**Written exercise**
Your task is to filter the data below down to the lines holding "解放军是捍卫社会主义事业的坚强柱石".

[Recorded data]
◇ ◇ ◇ ◇
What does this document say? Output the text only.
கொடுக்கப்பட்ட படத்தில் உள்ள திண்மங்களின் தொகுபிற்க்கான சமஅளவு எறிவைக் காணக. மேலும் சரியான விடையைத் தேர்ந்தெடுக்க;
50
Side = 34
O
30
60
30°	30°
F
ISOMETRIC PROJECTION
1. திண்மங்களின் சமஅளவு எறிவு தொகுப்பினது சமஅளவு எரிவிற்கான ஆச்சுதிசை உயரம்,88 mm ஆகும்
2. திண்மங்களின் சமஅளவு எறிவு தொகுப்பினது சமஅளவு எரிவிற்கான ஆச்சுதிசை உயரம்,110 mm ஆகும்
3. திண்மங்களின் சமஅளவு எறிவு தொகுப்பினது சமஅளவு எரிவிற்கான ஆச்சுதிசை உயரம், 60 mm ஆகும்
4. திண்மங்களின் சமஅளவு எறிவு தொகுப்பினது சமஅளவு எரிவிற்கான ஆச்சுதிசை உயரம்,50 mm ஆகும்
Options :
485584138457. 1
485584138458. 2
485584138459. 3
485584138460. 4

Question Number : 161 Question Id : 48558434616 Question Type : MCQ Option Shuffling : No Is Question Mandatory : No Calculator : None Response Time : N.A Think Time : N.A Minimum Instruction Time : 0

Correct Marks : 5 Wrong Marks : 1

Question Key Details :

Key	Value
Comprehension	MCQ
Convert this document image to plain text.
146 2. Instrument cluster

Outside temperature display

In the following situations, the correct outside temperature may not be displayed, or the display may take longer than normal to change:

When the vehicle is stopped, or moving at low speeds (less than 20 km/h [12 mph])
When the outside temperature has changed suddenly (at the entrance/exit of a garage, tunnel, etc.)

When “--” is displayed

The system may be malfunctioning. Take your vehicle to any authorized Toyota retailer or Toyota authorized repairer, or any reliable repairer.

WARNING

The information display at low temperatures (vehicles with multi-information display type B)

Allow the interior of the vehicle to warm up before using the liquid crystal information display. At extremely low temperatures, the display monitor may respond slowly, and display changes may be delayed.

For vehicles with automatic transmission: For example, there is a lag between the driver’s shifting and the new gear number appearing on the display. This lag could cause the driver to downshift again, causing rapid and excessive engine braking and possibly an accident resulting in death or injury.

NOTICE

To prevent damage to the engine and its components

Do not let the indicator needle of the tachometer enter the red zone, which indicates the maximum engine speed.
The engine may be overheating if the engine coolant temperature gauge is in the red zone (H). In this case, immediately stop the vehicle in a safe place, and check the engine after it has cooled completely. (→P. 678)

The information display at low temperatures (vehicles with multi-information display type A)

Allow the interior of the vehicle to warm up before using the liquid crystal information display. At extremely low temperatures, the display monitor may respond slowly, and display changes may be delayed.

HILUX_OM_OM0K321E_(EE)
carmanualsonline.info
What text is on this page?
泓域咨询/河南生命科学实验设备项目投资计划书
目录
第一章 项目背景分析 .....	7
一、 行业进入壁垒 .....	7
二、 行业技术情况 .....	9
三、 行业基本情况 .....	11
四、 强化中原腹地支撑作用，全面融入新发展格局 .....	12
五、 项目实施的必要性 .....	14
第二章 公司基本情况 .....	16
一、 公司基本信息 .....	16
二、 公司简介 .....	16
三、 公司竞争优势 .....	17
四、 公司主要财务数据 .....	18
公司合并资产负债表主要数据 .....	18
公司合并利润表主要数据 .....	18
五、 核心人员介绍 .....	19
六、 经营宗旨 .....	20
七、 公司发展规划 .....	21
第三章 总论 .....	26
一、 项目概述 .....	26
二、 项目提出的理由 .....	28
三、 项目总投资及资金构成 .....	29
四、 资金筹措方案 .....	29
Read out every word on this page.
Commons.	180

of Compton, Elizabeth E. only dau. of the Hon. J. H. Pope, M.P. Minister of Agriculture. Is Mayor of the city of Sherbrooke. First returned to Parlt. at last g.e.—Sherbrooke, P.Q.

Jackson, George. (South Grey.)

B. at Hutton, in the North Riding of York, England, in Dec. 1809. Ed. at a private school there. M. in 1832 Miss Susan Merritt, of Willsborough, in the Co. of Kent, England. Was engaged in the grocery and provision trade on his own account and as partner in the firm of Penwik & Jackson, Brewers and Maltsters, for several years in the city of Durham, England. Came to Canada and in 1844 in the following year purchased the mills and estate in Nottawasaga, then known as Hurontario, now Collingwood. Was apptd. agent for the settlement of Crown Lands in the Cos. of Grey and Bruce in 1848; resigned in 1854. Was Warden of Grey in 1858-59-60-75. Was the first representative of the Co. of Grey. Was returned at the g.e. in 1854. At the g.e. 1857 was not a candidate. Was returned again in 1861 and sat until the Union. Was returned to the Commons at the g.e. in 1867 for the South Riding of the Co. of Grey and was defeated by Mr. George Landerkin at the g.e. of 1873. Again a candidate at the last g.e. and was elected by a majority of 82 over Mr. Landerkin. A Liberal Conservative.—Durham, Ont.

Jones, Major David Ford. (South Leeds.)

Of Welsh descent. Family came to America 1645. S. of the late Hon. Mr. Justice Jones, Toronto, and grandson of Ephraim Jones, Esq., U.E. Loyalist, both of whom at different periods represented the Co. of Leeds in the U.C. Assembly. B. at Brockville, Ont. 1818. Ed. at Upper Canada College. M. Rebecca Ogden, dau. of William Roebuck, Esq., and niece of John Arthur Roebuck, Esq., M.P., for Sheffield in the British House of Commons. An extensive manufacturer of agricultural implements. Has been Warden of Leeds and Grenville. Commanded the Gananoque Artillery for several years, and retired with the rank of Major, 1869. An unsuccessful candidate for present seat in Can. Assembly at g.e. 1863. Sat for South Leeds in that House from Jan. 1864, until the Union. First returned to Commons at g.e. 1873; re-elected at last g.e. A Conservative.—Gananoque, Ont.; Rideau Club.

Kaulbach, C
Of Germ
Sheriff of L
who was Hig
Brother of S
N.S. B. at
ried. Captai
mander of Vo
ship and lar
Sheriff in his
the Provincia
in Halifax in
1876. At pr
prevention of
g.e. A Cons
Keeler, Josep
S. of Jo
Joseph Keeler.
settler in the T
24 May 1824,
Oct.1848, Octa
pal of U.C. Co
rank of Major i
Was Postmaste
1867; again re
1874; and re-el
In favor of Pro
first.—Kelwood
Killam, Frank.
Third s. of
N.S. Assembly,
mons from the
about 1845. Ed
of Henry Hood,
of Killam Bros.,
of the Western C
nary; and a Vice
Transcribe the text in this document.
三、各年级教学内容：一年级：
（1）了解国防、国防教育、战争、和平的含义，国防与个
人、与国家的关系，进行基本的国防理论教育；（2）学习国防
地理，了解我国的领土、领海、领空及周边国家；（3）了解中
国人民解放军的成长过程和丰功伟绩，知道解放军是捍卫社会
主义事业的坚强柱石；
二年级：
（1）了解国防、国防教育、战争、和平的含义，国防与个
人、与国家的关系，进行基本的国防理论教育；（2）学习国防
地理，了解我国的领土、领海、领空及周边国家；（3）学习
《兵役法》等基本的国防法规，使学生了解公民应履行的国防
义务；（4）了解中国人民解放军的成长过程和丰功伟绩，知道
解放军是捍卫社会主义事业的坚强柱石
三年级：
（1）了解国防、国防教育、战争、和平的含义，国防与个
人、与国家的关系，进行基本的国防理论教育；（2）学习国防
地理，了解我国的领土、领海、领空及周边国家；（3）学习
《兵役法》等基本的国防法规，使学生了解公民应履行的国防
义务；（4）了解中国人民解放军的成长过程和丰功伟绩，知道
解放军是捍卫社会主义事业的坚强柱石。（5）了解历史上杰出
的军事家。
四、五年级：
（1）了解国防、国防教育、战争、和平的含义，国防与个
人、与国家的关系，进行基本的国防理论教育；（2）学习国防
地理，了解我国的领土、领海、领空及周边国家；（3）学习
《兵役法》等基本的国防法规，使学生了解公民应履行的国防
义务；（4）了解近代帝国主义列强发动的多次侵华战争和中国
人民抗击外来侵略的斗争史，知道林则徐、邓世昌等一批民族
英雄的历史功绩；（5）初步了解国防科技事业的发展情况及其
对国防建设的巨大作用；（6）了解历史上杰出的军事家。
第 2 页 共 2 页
◇ ◇ ◇ ◇
**Answer to the task**
解放军是捍卫社会主义事业的坚强柱石
解放军是捍卫社会主义事业的坚强柱石。（5）了解历史上杰出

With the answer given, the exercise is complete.